REQUIRED WORK:
Whenever a line below holds the word "工业企业设计卫生标准", copy that line.

++++++

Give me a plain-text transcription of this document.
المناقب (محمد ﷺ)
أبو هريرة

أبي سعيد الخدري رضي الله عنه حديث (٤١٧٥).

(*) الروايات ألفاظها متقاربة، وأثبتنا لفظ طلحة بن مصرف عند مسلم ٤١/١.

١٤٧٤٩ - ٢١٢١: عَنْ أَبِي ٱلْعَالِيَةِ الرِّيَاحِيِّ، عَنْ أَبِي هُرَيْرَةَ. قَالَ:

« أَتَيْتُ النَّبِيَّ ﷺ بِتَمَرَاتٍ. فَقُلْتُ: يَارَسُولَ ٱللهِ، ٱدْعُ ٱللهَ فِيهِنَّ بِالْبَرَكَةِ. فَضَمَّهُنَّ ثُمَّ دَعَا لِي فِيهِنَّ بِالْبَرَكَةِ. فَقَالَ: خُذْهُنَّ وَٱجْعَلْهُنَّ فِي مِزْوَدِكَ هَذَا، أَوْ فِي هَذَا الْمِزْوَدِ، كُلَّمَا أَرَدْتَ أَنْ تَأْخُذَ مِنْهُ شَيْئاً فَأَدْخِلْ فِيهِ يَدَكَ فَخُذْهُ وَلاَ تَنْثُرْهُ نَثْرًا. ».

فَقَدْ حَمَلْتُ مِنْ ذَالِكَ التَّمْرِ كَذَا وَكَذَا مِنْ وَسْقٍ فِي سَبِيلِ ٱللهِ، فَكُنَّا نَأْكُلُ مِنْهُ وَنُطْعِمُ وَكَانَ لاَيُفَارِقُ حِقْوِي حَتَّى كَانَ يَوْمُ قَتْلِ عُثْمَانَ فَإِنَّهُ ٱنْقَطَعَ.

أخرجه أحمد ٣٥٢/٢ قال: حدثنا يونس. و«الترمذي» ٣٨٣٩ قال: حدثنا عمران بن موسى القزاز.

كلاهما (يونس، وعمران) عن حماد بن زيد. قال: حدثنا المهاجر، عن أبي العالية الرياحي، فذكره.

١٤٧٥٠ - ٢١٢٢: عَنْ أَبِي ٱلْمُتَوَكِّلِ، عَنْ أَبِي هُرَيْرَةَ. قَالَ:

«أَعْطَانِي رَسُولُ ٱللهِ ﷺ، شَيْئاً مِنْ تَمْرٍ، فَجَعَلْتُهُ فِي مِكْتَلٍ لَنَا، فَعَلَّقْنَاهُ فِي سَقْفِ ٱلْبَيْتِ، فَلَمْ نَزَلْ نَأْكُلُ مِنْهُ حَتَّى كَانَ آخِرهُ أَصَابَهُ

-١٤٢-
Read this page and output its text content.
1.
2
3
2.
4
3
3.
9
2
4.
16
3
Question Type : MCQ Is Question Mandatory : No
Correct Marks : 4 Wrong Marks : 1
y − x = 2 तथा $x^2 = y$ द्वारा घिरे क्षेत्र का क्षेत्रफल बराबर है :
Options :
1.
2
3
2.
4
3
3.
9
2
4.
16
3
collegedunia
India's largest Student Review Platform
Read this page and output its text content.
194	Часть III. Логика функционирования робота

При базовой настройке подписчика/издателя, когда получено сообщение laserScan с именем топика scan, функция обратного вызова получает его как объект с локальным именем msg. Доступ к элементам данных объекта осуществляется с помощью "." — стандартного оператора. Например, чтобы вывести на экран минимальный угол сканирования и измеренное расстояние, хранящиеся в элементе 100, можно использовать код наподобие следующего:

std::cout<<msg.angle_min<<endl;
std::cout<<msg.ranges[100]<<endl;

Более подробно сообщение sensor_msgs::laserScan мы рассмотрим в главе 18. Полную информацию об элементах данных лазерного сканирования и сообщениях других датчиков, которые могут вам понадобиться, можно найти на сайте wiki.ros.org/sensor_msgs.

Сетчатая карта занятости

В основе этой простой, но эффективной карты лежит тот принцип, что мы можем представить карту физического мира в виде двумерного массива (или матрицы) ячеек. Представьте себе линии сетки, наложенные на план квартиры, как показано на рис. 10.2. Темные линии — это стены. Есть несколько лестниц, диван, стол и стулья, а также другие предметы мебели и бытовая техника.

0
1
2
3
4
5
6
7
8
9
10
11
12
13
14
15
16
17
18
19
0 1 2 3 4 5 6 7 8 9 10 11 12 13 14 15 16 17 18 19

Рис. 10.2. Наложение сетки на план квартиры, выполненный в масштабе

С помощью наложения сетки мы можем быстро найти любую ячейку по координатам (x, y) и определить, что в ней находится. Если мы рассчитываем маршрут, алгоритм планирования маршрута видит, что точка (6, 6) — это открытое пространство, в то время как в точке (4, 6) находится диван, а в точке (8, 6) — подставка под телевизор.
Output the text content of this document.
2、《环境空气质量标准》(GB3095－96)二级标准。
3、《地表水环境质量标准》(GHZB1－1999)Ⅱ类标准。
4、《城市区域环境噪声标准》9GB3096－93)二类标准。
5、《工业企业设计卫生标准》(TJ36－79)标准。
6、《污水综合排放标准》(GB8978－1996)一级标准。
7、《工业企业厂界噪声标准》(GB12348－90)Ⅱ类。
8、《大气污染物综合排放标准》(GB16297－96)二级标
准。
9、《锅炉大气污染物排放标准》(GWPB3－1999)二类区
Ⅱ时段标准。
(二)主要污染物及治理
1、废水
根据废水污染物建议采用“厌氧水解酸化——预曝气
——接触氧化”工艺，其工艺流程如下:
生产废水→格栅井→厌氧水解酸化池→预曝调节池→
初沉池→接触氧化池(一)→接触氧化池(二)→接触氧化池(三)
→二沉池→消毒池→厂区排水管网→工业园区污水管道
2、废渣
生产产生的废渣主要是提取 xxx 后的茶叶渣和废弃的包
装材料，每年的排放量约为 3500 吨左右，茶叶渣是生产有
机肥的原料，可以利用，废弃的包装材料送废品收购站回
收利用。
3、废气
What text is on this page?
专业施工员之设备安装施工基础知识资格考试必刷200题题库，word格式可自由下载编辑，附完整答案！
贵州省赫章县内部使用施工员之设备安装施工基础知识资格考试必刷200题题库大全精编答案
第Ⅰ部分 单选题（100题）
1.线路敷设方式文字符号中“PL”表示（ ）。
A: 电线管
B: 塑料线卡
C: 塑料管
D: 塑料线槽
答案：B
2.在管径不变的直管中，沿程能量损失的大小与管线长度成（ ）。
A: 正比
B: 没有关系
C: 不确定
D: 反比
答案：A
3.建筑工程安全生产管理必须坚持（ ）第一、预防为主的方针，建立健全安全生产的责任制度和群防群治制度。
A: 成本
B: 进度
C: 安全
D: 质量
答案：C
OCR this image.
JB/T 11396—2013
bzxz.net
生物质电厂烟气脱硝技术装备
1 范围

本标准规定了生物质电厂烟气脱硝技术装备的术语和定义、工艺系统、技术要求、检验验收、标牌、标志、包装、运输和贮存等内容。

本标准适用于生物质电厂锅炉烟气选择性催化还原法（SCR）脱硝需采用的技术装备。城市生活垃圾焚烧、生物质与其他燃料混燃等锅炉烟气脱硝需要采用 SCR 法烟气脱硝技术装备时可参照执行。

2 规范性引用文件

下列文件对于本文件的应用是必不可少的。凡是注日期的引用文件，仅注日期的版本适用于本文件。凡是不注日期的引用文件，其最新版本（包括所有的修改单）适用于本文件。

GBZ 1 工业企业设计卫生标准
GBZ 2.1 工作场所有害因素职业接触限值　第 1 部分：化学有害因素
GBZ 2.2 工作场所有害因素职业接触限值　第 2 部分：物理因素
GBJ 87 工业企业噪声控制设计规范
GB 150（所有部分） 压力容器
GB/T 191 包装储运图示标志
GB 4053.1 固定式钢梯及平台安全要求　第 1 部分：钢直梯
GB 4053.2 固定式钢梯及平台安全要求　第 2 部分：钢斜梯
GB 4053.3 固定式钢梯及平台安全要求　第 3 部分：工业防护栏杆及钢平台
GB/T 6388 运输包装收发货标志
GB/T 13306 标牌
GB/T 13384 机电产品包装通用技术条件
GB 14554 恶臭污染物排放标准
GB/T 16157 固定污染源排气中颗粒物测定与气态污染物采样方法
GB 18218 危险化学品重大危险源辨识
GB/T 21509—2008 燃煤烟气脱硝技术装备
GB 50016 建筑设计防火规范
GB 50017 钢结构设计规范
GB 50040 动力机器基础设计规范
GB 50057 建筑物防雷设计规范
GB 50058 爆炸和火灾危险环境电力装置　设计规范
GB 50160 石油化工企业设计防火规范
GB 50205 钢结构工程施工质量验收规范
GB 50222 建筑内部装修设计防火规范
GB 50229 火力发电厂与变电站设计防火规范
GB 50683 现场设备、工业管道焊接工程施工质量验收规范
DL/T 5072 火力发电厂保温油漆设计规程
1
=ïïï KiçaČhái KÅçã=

++++++

COMPLETED TASK:
5、《工业企业设计卫生标准》(TJ36－79)标准。
GBZ 1 工业企业设计卫生标准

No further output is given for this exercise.